-- START Dataset records --

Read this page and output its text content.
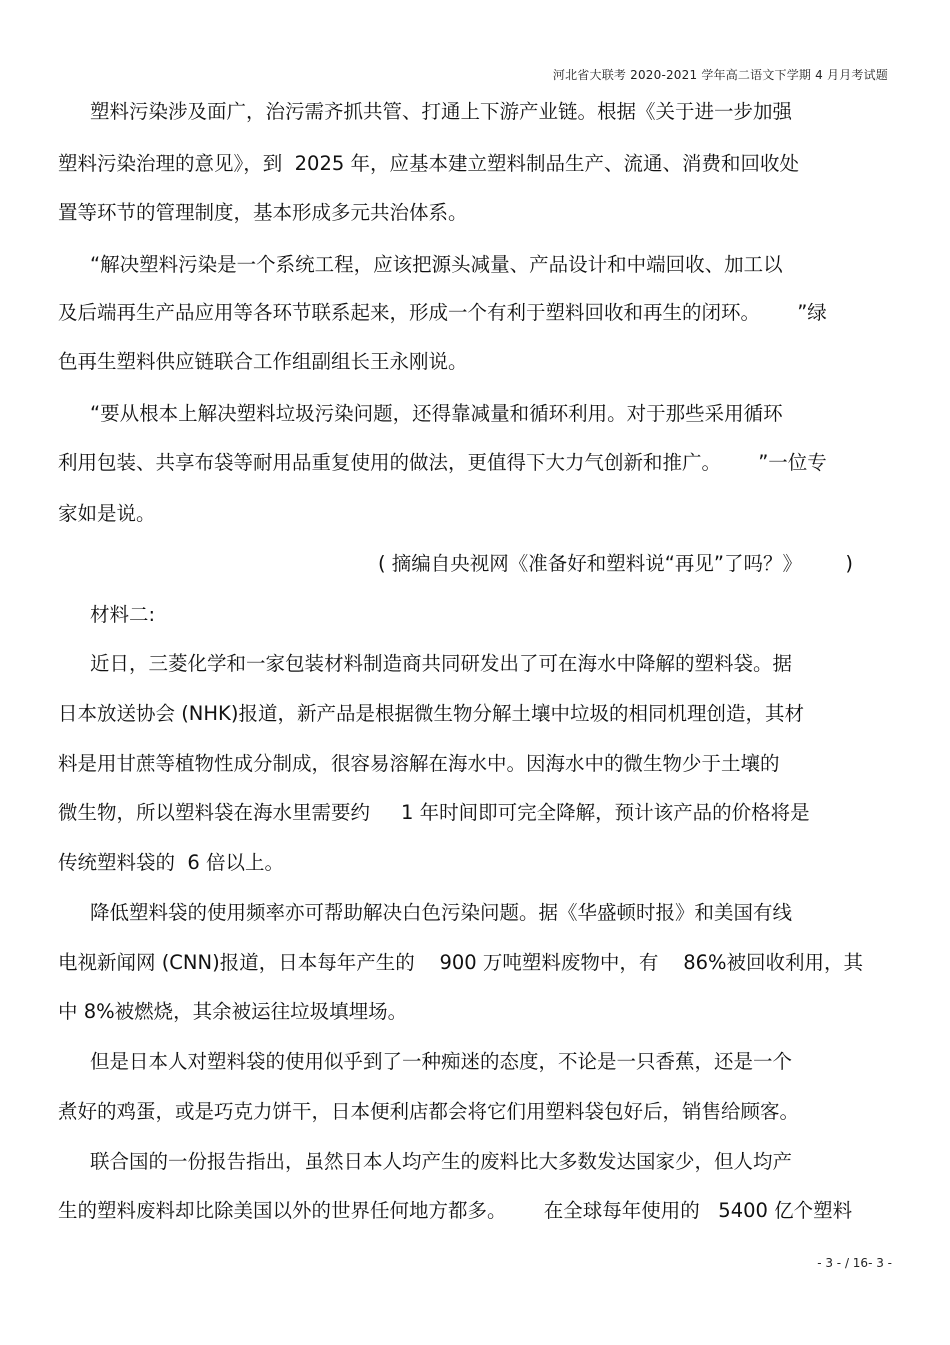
河北省大联考 2020-2021 学年高二语文下学期 4 月月考试题
塑料污染涉及面广，治污需齐抓共管、打通上下游产业链。根据《关于进一步加强
塑料污染治理的意见》，到  2025 年，应基本建立塑料制品生产、流通、消费和回收处
置等环节的管理制度，基本形成多元共治体系。
“解决塑料污染是一个系统工程，应该把源头减量、产品设计和中端回收、加工以
及后端再生产品应用等各环节联系起来，形成一个有利于塑料回收和再生的闭环。      ”绿
色再生塑料供应链联合工作组副组长王永刚说。
“要从根本上解决塑料垃圾污染问题，还得靠减量和循环利用。对于那些采用循环
利用包装、共享布袋等耐用品重复使用的做法，更值得下大力气创新和推广。      ”一位专
家如是说。
( 摘编自央视网《准备好和塑料说“再见”了吗？》       )
材料二:
近日，三菱化学和一家包装材料制造商共同研发出了可在海水中降解的塑料袋。据
日本放送协会 (NHK)报道，新产品是根据微生物分解土壤中垃圾的相同机理创造，其材
料是用甘蔗等植物性成分制成，很容易溶解在海水中。因海水中的微生物少于土壤的
微生物，所以塑料袋在海水里需要约     1 年时间即可完全降解，预计该产品的价格将是
传统塑料袋的  6 倍以上。
降低塑料袋的使用频率亦可帮助解决白色污染问题。据《华盛顿时报》和美国有线
电视新闻网 (CNN)报道，日本每年产生的    900 万吨塑料废物中，有    86%被回收利用，其
中 8%被燃烧，其余被运往垃圾填埋场。
但是日本人对塑料袋的使用似乎到了一种痴迷的态度，不论是一只香蕉，还是一个
煮好的鸡蛋，或是巧克力饼干，日本便利店都会将它们用塑料袋包好后，销售给顾客。
联合国的一份报告指出，虽然日本人均产生的废料比大多数发达国家少，但人均产
生的塑料废料却比除美国以外的世界任何地方都多。      在全球每年使用的   5400 亿个塑料
- 3 - / 16- 3 -
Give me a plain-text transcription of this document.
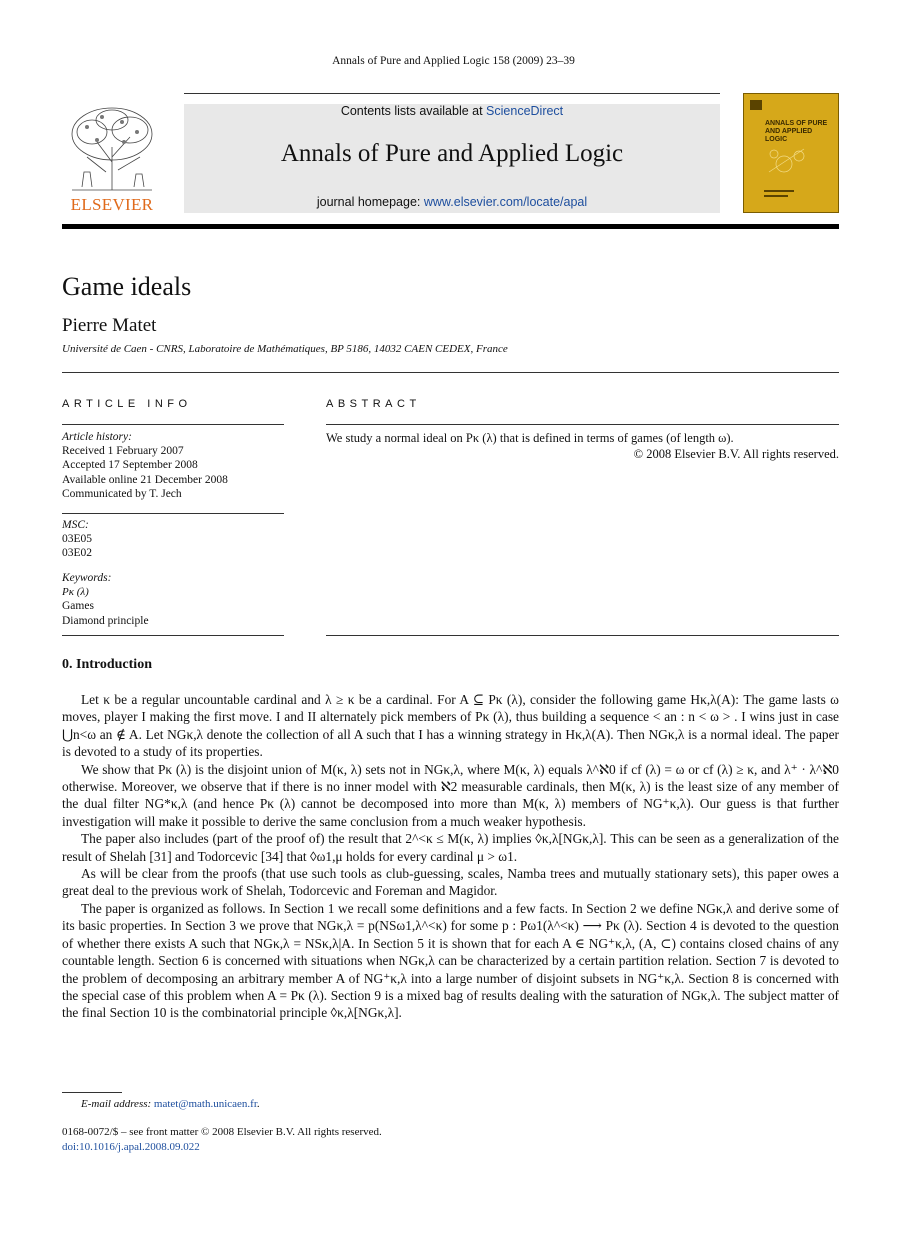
Annals of Pure and Applied Logic 158 (2009) 23–39
ELSEVIER
Contents lists available at ScienceDirect
Annals of Pure and Applied Logic
journal homepage: www.elsevier.com/locate/apal
ANNALS OF PURE AND APPLIED LOGIC
Game ideals
Pierre Matet
Université de Caen - CNRS, Laboratoire de Mathématiques, BP 5186, 14032 CAEN CEDEX, France
ARTICLE INFO
Article history:
Received 1 February 2007
Accepted 17 September 2008
Available online 21 December 2008
Communicated by T. Jech
MSC:
03E05
03E02
Keywords:
Pκ (λ)
Games
Diamond principle
ABSTRACT
We study a normal ideal on Pκ (λ) that is defined in terms of games (of length ω).
© 2008 Elsevier B.V. All rights reserved.
0. Introduction

Let κ be a regular uncountable cardinal and λ ≥ κ be a cardinal. For A ⊆ Pκ (λ), consider the following game Hκ,λ(A): The game lasts ω moves, player I making the first move. I and II alternately pick members of Pκ (λ), thus building a sequence < an : n < ω > . I wins just in case ⋃n<ω an ∉ A. Let NGκ,λ denote the collection of all A such that I has a winning strategy in Hκ,λ(A). Then NGκ,λ is a normal ideal. The paper is devoted to a study of its properties.

We show that Pκ (λ) is the disjoint union of M(κ, λ) sets not in NGκ,λ, where M(κ, λ) equals λ^ℵ0 if cf (λ) = ω or cf (λ) ≥ κ, and λ⁺ · λ^ℵ0 otherwise. Moreover, we observe that if there is no inner model with ℵ2 measurable cardinals, then M(κ, λ) is the least size of any member of the dual filter NG*κ,λ (and hence Pκ (λ) cannot be decomposed into more than M(κ, λ) members of NG⁺κ,λ). Our guess is that further investigation will make it possible to derive the same conclusion from a much weaker hypothesis.

The paper also includes (part of the proof of) the result that 2^<κ ≤ M(κ, λ) implies ◊κ,λ[NGκ,λ]. This can be seen as a generalization of the result of Shelah [31] and Todorcevic [34] that ◊ω1,μ holds for every cardinal μ > ω1.

As will be clear from the proofs (that use such tools as club-guessing, scales, Namba trees and mutually stationary sets), this paper owes a great deal to the previous work of Shelah, Todorcevic and Foreman and Magidor.

The paper is organized as follows. In Section 1 we recall some definitions and a few facts. In Section 2 we define NGκ,λ and derive some of its basic properties. In Section 3 we prove that NGκ,λ = p(NSω1,λ^<κ) for some p : Pω1(λ^<κ) ⟶ Pκ (λ). Section 4 is devoted to the question of whether there exists A such that NGκ,λ = NSκ,λ|A. In Section 5 it is shown that for each A ∈ NG⁺κ,λ, (A, ⊂) contains closed chains of any countable length. Section 6 is concerned with situations when NGκ,λ can be characterized by a certain partition relation. Section 7 is devoted to the problem of decomposing an arbitrary member A of NG⁺κ,λ into a large number of disjoint subsets in NG⁺κ,λ. Section 8 is concerned with the special case of this problem when A = Pκ (λ). Section 9 is a mixed bag of results dealing with the saturation of NGκ,λ. The subject matter of the final Section 10 is the combinatorial principle ◊κ,λ[NGκ,λ].

E-mail address: matet@math.unicaen.fr.
0168-0072/$ – see front matter © 2008 Elsevier B.V. All rights reserved.
doi:10.1016/j.apal.2008.09.022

-- END Dataset records --

Go through the data above and find the lines with the word "Shelah". Copy each of those lines.

The paper also includes (part of the proof of) the result that 2^<κ ≤ M(κ, λ) implies ◊κ,λ[NGκ,λ]. This can be seen as a generalization of the result of Shelah [31] and Todorcevic [34] that ◊ω1,μ holds for every cardinal μ > ω1.
As will be clear from the proofs (that use such tools as club-guessing, scales, Namba trees and mutually stationary sets), this paper owes a great deal to the previous work of Shelah, Todorcevic and Foreman and Magidor.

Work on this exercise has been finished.